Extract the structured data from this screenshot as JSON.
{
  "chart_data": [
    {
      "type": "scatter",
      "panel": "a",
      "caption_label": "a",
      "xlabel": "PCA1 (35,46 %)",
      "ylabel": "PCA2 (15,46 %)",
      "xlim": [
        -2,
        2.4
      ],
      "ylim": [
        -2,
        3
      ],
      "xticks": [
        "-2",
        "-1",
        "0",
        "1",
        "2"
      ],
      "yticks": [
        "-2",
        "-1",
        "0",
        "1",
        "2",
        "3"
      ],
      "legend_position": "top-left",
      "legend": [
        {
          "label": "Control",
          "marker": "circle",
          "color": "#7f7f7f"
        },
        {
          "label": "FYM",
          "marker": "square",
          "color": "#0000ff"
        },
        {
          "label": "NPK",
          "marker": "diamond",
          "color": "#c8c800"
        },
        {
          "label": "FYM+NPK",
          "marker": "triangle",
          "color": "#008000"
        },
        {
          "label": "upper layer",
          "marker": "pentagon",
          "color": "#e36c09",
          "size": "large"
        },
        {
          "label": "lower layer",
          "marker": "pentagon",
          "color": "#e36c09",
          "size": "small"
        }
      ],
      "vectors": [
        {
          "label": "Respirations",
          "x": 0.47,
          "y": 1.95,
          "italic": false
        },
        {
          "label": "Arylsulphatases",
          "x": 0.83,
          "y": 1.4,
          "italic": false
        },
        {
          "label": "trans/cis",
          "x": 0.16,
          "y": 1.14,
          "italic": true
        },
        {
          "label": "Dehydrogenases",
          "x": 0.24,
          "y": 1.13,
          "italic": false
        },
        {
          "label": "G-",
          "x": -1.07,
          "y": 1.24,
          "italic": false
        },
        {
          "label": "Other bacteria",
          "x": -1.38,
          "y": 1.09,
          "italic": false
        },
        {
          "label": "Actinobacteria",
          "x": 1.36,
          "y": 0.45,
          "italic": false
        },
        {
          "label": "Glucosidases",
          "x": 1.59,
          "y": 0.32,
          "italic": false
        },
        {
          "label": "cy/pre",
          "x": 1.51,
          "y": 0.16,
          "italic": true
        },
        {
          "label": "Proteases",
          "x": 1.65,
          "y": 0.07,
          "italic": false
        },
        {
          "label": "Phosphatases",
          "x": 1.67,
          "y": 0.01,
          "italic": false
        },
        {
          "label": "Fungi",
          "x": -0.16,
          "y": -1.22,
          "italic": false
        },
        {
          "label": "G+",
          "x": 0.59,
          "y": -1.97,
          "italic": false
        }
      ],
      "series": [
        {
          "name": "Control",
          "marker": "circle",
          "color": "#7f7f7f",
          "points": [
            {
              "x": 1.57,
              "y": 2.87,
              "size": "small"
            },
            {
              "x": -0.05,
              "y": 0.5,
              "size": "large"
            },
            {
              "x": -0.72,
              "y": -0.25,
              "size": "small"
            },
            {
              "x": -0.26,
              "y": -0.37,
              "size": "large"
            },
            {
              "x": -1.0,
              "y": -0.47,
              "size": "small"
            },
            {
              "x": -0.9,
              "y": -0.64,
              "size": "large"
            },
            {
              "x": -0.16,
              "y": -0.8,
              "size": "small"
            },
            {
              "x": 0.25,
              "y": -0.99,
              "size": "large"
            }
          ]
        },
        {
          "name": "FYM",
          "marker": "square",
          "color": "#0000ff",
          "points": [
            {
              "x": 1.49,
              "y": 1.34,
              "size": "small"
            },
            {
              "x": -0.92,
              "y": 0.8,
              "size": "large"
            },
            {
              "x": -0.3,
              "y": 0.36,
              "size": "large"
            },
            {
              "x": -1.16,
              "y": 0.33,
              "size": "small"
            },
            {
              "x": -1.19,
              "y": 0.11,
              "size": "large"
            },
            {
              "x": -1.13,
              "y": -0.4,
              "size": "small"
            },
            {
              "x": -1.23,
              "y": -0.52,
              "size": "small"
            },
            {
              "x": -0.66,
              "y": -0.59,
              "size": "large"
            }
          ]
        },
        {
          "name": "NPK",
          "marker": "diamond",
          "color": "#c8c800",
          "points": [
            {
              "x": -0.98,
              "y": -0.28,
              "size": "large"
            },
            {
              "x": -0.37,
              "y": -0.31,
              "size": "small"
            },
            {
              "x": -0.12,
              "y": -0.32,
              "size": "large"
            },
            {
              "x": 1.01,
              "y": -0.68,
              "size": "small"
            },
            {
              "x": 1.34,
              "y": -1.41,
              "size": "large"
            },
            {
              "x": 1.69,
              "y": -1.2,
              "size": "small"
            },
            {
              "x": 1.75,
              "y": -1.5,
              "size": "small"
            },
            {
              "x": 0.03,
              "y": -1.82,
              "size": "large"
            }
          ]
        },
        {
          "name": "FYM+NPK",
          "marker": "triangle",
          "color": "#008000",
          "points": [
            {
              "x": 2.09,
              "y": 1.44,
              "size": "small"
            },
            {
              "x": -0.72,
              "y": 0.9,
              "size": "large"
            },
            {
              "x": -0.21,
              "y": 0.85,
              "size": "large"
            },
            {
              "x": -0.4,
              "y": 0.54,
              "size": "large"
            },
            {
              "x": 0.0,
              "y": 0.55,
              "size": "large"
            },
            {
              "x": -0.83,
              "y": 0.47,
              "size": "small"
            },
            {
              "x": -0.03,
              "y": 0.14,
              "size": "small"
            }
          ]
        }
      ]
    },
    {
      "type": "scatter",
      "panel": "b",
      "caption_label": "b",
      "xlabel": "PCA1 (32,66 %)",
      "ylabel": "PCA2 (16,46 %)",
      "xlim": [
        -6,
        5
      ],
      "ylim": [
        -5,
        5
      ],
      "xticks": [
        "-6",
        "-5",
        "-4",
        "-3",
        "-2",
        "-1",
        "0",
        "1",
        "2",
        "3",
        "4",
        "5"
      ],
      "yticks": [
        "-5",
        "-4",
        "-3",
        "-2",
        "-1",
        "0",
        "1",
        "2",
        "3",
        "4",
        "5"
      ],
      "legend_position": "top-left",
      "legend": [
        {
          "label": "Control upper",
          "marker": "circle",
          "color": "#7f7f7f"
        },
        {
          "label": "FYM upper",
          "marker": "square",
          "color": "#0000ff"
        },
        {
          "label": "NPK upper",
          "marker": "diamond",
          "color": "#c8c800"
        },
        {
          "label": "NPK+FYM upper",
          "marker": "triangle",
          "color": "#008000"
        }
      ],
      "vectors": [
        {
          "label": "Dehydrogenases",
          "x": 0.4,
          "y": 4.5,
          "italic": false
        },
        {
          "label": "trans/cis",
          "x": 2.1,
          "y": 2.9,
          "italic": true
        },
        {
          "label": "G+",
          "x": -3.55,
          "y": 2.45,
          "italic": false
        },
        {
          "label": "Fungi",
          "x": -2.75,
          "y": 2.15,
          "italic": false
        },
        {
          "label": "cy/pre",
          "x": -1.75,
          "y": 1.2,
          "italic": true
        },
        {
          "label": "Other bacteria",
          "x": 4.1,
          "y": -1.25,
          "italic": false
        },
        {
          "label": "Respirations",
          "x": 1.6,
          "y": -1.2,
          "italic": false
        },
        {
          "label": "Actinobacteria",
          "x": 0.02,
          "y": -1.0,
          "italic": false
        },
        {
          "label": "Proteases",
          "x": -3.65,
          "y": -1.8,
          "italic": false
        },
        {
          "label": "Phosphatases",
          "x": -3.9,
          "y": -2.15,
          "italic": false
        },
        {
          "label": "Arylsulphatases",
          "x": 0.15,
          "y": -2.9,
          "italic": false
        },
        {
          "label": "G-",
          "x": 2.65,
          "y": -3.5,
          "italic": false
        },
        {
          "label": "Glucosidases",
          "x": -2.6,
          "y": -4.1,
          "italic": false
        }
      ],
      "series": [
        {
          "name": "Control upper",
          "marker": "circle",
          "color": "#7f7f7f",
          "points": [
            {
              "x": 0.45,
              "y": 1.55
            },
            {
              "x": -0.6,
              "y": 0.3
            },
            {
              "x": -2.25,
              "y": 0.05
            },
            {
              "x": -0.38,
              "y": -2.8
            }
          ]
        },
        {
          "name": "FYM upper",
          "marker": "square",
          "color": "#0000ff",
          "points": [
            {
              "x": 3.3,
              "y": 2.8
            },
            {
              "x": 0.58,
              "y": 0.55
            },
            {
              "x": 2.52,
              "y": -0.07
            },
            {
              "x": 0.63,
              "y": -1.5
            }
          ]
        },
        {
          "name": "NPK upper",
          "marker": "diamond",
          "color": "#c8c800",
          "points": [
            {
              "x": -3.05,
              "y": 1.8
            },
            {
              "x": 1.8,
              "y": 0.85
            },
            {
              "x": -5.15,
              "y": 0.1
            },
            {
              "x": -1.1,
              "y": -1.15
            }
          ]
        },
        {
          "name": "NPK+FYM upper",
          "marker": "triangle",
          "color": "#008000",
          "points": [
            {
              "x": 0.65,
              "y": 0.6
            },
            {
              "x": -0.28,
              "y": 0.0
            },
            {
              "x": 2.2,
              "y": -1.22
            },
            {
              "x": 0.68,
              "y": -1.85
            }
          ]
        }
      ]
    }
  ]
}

[WHAT TO DO]: Report the count, and only the count, of lines in the records above that contain "Control".

[WRITTEN RESPONSE]: 4